··· INPUT ROWS

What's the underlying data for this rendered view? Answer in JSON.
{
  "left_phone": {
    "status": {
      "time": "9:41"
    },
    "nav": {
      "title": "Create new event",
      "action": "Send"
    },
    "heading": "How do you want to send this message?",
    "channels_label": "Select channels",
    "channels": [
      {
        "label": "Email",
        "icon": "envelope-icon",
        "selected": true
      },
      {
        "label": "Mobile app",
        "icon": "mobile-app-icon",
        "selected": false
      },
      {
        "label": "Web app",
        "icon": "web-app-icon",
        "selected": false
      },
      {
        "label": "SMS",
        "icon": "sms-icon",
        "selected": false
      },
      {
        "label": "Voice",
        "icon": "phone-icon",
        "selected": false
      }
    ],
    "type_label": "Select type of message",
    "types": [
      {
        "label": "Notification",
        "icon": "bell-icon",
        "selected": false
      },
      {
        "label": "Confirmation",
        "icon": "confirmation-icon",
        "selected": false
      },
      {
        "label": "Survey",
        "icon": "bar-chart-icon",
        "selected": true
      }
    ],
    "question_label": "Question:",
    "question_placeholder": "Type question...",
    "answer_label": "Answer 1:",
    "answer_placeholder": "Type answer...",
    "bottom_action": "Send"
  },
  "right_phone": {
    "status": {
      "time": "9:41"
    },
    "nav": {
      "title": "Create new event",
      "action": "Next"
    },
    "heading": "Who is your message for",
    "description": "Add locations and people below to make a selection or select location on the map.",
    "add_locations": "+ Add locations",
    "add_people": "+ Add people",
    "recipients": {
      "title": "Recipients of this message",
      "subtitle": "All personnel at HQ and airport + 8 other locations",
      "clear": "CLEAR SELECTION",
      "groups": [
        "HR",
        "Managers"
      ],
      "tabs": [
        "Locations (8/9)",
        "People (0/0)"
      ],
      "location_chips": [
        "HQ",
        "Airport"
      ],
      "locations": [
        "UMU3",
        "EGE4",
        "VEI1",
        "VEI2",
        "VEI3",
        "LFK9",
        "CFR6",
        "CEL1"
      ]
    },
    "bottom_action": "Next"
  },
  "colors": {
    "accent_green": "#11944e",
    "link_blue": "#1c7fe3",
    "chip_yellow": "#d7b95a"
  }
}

······

# TASK BRIEF:
Pull every line containing "channels" out of the data above.

# ANSWER IN FULL:
    "channels_label": "Select channels",
    "channels": [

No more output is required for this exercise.